- [Exercise description] Say how many lines of the listing below contain "background", giving the number and nothing else.

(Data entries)
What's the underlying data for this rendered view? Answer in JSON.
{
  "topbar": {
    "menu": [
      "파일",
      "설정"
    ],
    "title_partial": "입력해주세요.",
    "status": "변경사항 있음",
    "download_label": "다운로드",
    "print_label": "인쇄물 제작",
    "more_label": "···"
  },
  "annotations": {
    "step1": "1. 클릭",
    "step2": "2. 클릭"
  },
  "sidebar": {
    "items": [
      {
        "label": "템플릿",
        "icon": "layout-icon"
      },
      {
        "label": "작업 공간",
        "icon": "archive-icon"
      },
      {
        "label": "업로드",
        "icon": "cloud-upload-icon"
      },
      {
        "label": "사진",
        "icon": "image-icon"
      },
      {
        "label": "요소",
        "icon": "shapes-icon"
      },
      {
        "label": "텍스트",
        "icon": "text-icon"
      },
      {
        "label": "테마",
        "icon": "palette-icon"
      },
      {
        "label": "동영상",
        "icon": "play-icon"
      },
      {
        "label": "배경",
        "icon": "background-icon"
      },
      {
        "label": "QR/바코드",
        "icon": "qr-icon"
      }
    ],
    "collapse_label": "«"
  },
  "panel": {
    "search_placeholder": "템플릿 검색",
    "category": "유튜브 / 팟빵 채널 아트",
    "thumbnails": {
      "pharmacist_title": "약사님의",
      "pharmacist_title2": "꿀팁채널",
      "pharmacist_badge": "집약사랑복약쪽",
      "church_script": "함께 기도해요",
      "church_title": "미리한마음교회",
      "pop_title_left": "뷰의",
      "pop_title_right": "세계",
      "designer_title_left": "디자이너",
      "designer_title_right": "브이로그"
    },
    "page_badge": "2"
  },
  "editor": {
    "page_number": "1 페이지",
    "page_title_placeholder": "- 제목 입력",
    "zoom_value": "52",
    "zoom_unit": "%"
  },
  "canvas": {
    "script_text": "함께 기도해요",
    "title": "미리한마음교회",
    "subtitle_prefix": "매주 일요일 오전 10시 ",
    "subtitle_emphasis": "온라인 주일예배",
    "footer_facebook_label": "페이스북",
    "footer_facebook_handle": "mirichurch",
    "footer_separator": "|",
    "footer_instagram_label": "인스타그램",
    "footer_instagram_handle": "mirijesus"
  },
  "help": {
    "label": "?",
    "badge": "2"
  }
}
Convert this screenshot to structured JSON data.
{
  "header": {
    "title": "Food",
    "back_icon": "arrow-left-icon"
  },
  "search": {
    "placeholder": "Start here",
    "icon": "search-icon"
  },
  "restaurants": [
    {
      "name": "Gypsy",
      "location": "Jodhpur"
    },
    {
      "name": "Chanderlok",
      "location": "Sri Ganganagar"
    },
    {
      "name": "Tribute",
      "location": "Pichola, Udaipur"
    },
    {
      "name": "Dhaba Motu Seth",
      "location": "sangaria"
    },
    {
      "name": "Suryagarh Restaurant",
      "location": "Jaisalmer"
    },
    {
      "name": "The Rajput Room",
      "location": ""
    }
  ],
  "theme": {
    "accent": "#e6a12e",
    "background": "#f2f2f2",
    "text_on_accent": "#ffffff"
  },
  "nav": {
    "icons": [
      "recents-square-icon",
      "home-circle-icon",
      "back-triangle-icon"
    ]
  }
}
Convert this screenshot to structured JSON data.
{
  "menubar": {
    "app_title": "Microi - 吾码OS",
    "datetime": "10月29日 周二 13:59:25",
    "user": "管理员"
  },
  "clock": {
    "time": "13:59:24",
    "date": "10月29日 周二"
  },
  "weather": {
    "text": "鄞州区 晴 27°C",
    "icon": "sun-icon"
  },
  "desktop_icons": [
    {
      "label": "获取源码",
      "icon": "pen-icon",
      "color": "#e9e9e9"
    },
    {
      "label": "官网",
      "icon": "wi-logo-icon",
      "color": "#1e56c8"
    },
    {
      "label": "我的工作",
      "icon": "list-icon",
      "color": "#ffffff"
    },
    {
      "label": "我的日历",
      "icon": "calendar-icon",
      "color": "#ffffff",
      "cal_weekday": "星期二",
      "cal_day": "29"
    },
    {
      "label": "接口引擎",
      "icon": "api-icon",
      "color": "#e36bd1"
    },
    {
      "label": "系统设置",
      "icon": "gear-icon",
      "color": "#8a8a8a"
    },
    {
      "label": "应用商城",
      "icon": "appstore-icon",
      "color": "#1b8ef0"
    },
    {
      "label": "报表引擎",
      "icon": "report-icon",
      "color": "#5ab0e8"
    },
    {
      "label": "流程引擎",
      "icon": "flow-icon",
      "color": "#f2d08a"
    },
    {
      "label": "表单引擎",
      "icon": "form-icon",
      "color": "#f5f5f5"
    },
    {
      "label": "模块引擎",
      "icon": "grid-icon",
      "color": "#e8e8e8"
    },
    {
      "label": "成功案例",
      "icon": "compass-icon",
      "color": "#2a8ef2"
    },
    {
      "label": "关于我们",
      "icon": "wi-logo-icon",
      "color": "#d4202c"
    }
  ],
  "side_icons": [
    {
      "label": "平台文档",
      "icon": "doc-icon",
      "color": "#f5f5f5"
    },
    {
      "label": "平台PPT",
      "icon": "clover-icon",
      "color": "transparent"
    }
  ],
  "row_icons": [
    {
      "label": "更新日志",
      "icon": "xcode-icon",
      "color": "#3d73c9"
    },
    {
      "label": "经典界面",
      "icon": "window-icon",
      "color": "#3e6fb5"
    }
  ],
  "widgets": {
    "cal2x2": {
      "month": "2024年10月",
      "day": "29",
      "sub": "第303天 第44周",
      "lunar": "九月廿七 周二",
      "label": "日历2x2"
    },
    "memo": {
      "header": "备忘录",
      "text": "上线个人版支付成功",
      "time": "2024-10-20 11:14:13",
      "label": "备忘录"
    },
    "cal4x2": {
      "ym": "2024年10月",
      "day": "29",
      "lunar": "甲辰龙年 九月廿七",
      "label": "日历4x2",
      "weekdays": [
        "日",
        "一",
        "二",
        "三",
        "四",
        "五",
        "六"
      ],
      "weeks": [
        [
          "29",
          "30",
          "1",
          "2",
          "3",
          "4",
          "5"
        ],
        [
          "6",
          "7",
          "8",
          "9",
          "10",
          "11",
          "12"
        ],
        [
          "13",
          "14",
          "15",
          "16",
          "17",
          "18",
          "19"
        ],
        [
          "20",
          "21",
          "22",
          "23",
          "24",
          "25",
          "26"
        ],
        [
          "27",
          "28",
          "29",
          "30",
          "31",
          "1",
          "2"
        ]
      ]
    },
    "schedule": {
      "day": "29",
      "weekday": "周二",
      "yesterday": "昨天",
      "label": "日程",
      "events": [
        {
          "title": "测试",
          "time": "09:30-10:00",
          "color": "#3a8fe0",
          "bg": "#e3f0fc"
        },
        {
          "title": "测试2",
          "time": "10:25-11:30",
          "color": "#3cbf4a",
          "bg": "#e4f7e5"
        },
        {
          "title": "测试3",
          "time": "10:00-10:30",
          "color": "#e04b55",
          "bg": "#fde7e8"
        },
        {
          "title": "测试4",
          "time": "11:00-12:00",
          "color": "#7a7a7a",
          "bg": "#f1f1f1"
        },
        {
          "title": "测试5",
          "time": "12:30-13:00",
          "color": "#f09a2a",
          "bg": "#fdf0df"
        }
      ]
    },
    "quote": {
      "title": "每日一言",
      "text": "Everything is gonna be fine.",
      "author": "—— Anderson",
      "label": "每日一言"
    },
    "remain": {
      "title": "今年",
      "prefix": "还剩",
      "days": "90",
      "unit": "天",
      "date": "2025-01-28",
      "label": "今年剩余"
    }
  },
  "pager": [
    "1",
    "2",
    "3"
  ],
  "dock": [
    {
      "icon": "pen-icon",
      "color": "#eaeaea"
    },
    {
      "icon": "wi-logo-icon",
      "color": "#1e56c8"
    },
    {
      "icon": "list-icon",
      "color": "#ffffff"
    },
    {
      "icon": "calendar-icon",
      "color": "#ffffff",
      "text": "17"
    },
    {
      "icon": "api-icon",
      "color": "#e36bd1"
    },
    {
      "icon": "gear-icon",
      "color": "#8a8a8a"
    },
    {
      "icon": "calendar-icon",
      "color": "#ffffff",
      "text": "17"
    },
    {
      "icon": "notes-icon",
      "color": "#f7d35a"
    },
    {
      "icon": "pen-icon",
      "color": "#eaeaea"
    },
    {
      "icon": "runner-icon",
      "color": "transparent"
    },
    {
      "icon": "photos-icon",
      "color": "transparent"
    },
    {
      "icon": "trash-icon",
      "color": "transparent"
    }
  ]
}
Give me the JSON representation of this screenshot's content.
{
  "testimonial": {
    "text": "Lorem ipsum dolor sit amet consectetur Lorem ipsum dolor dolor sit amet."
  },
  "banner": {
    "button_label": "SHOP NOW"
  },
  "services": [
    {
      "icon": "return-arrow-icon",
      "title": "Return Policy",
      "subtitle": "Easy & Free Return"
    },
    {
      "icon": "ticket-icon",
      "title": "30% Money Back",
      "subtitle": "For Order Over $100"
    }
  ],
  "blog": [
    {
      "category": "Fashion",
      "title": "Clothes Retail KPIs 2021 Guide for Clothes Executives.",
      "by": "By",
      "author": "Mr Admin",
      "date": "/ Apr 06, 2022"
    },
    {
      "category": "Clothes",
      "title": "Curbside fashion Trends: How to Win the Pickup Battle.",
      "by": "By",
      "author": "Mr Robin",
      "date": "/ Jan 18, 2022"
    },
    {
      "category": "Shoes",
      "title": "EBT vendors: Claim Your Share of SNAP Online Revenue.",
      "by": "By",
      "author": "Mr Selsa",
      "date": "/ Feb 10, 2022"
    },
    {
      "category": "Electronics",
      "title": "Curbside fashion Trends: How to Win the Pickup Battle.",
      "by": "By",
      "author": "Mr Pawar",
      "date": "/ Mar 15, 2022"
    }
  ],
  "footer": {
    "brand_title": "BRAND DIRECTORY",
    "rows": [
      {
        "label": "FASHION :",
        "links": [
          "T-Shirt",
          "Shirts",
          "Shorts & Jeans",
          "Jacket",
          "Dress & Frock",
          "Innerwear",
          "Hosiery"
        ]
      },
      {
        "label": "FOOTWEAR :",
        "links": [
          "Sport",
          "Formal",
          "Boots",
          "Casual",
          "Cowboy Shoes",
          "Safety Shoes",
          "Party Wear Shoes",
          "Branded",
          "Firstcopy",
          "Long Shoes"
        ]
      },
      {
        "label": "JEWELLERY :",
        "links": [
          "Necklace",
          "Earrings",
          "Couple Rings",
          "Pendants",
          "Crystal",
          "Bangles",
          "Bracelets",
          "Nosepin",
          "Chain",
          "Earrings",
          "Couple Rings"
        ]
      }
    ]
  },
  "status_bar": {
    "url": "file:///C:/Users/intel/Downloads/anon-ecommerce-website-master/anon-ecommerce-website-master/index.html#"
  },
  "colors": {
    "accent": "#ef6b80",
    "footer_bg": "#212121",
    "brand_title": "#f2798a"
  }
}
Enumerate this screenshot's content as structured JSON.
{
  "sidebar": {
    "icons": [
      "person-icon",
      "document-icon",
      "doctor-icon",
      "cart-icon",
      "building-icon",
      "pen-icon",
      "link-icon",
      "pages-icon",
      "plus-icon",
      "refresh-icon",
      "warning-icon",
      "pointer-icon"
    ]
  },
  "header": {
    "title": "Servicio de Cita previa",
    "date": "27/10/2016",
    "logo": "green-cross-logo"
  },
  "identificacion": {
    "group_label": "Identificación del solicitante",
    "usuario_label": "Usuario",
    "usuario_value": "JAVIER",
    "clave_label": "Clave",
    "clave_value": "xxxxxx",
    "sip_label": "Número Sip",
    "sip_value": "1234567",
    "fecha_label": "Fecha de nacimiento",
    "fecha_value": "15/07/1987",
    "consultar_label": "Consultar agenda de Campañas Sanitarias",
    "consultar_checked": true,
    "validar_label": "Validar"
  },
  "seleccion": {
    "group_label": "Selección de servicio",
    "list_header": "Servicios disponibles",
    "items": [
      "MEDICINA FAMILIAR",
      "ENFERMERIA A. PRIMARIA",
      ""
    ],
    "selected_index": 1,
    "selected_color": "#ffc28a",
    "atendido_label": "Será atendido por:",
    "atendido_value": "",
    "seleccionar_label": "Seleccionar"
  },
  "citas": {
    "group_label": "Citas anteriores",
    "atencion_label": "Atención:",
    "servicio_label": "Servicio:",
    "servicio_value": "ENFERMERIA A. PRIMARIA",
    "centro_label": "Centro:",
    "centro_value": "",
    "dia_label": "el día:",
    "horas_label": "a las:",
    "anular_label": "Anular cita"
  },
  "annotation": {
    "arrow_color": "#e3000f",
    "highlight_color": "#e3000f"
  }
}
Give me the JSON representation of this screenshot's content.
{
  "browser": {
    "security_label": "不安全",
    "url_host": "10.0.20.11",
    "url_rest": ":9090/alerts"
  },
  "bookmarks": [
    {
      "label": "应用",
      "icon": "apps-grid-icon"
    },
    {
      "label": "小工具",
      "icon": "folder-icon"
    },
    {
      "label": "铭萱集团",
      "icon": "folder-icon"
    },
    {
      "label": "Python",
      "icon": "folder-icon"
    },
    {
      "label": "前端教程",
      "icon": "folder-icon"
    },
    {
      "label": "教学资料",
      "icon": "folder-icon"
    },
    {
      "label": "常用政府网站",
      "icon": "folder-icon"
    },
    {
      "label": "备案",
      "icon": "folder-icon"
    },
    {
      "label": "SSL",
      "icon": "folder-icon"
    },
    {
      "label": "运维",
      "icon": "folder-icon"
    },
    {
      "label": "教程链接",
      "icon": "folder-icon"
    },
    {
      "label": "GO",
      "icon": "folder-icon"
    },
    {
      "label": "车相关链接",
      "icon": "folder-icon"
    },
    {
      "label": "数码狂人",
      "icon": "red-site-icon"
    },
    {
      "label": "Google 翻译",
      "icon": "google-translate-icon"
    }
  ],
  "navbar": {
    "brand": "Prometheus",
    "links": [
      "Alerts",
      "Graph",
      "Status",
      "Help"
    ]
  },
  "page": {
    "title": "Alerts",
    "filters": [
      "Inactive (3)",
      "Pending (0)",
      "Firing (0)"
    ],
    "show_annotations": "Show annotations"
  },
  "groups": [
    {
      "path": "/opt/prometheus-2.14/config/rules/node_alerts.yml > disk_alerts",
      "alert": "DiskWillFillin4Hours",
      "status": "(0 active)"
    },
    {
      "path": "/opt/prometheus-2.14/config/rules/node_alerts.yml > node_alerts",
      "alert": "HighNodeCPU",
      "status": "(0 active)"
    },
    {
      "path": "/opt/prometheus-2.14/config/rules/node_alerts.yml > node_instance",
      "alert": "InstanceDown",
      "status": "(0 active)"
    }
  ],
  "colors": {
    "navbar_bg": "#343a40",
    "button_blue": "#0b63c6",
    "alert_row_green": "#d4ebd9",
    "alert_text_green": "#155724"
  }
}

- [Solution to this exercise] 2